#### [Work required]
Update the records below by changing every "Commercial amenities" to "Retail amenities" and keeping everything else the same. Leave out the pictures.

--- start Records for processing ---

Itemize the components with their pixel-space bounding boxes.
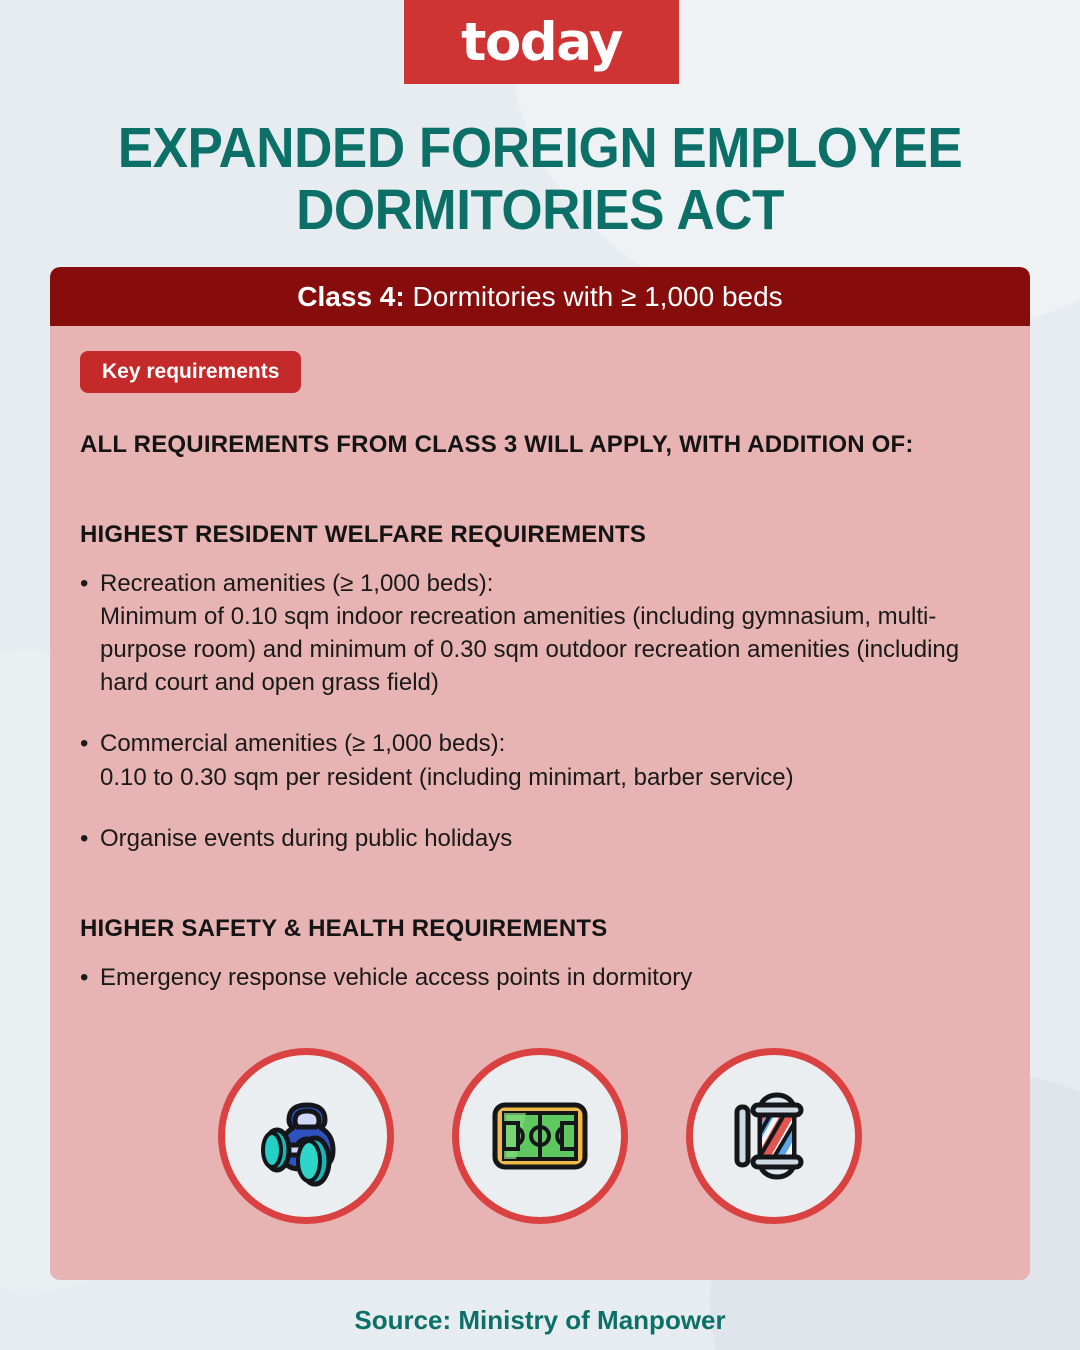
welfare-bullet-list: • Recreation amenities (≥ 1,000 beds): M… <box>80 567 1000 855</box>
sports-field-glyph <box>481 1077 599 1195</box>
list-item: • Recreation amenities (≥ 1,000 beds): M… <box>80 567 1000 699</box>
today-logo-text: today <box>461 16 622 69</box>
list-item: • Emergency response vehicle access poin… <box>80 961 1000 994</box>
bullet-dot-icon: • <box>80 727 100 793</box>
bullet-main: Recreation amenities (≥ 1,000 beds): <box>100 570 493 597</box>
bullet-dot-icon: • <box>80 567 100 699</box>
barber-pole-icon <box>686 1048 862 1224</box>
gym-equipment-glyph <box>247 1077 365 1195</box>
infographic-page: today EXPANDED FOREIGN EMPLOYEE DORMITOR… <box>0 0 1080 1350</box>
bullet-dot-icon: • <box>80 961 100 994</box>
card-body: Key requirements ALL REQUIREMENTS FROM C… <box>50 326 1030 994</box>
bullet-text: Recreation amenities (≥ 1,000 beds): Min… <box>100 567 1000 699</box>
safety-bullet-list: • Emergency response vehicle access poin… <box>80 961 1000 994</box>
sports-field-icon <box>452 1048 628 1224</box>
barber-pole-glyph <box>715 1077 833 1195</box>
gym-equipment-icon <box>218 1048 394 1224</box>
today-logo: today <box>404 0 679 84</box>
section-heading-welfare: HIGHEST RESIDENT WELFARE REQUIREMENTS <box>80 521 1000 549</box>
section-heading-safety: HIGHER SAFETY & HEALTH REQUIREMENTS <box>80 915 1000 943</box>
bullet-text: Commercial amenities (≥ 1,000 beds): 0.1… <box>100 727 1000 793</box>
key-requirements-badge: Key requirements <box>80 351 301 393</box>
bullet-sub: Minimum of 0.10 sqm indoor recreation am… <box>100 600 1000 699</box>
intro-heading: ALL REQUIREMENTS FROM CLASS 3 WILL APPLY… <box>80 431 1000 459</box>
bullet-main: Organise events during public holidays <box>100 825 512 852</box>
bullet-dot-icon: • <box>80 822 100 855</box>
bullet-main: Emergency response vehicle access points… <box>100 964 692 991</box>
list-item: • Commercial amenities (≥ 1,000 beds): 0… <box>80 727 1000 793</box>
bullet-text: Organise events during public holidays <box>100 822 1000 855</box>
card-header-text: Class 4: Dormitories with ≥ 1,000 beds <box>297 283 782 311</box>
bullet-text: Emergency response vehicle access points… <box>100 961 1000 994</box>
list-item: • Organise events during public holidays <box>80 822 1000 855</box>
page-title: EXPANDED FOREIGN EMPLOYEE DORMITORIES AC… <box>84 118 995 241</box>
card-header-class-label: Class 4: <box>297 281 404 312</box>
bullet-sub: 0.10 to 0.30 sqm per resident (including… <box>100 761 1000 794</box>
card-header-description: Dormitories with ≥ 1,000 beds <box>405 281 783 312</box>
bullet-main: Commercial amenities (≥ 1,000 beds): <box>100 730 505 757</box>
icon-row <box>50 1048 1030 1224</box>
card-header-bar: Class 4: Dormitories with ≥ 1,000 beds <box>50 267 1030 326</box>
source-credit: Source: Ministry of Manpower <box>0 1305 1080 1336</box>
requirements-card: Class 4: Dormitories with ≥ 1,000 beds K… <box>50 267 1030 1280</box>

--- end Records for processing ---

#### [Exercise solution]
Itemize the components with their pixel-space bounding boxes.
welfare-bullet-list: • Recreation amenities (≥ 1,000 beds): M… <box>80 567 1000 855</box>
sports-field-glyph <box>481 1077 599 1195</box>
list-item: • Recreation amenities (≥ 1,000 beds): M… <box>80 567 1000 699</box>
today-logo-text: today <box>461 16 622 69</box>
list-item: • Emergency response vehicle access poin… <box>80 961 1000 994</box>
bullet-dot-icon: • <box>80 727 100 793</box>
bullet-main: Recreation amenities (≥ 1,000 beds): <box>100 570 493 597</box>
bullet-dot-icon: • <box>80 567 100 699</box>
barber-pole-icon <box>686 1048 862 1224</box>
gym-equipment-glyph <box>247 1077 365 1195</box>
infographic-page: today EXPANDED FOREIGN EMPLOYEE DORMITOR… <box>0 0 1080 1350</box>
bullet-dot-icon: • <box>80 961 100 994</box>
card-body: Key requirements ALL REQUIREMENTS FROM C… <box>50 326 1030 994</box>
bullet-text: Recreation amenities (≥ 1,000 beds): Min… <box>100 567 1000 699</box>
safety-bullet-list: • Emergency response vehicle access poin… <box>80 961 1000 994</box>
sports-field-icon <box>452 1048 628 1224</box>
barber-pole-glyph <box>715 1077 833 1195</box>
gym-equipment-icon <box>218 1048 394 1224</box>
today-logo: today <box>404 0 679 84</box>
section-heading-welfare: HIGHEST RESIDENT WELFARE REQUIREMENTS <box>80 521 1000 549</box>
section-heading-safety: HIGHER SAFETY & HEALTH REQUIREMENTS <box>80 915 1000 943</box>
bullet-text: Retail amenities (≥ 1,000 beds): 0.1… <box>100 727 1000 793</box>
key-requirements-badge: Key requirements <box>80 351 301 393</box>
bullet-sub: Minimum of 0.10 sqm indoor recreation am… <box>100 600 1000 699</box>
intro-heading: ALL REQUIREMENTS FROM CLASS 3 WILL APPLY… <box>80 431 1000 459</box>
bullet-main: Organise events during public holidays <box>100 825 512 852</box>
bullet-dot-icon: • <box>80 822 100 855</box>
bullet-main: Emergency response vehicle access points… <box>100 964 692 991</box>
list-item: • Retail amenities (≥ 1,000 beds): 0… <box>80 727 1000 793</box>
bullet-text: Organise events during public holidays <box>100 822 1000 855</box>
card-header-text: Class 4: Dormitories with ≥ 1,000 beds <box>297 283 782 311</box>
bullet-text: Emergency response vehicle access points… <box>100 961 1000 994</box>
list-item: • Organise events during public holidays <box>80 822 1000 855</box>
page-title: EXPANDED FOREIGN EMPLOYEE DORMITORIES AC… <box>84 118 995 241</box>
card-header-class-label: Class 4: <box>297 281 404 312</box>
bullet-sub: 0.10 to 0.30 sqm per resident (including… <box>100 761 1000 794</box>
card-header-description: Dormitories with ≥ 1,000 beds <box>405 281 783 312</box>
bullet-main: Retail amenities (≥ 1,000 beds): <box>100 730 505 757</box>
icon-row <box>50 1048 1030 1224</box>
card-header-bar: Class 4: Dormitories with ≥ 1,000 beds <box>50 267 1030 326</box>
source-credit: Source: Ministry of Manpower <box>0 1305 1080 1336</box>
requirements-card: Class 4: Dormitories with ≥ 1,000 beds K… <box>50 267 1030 1280</box>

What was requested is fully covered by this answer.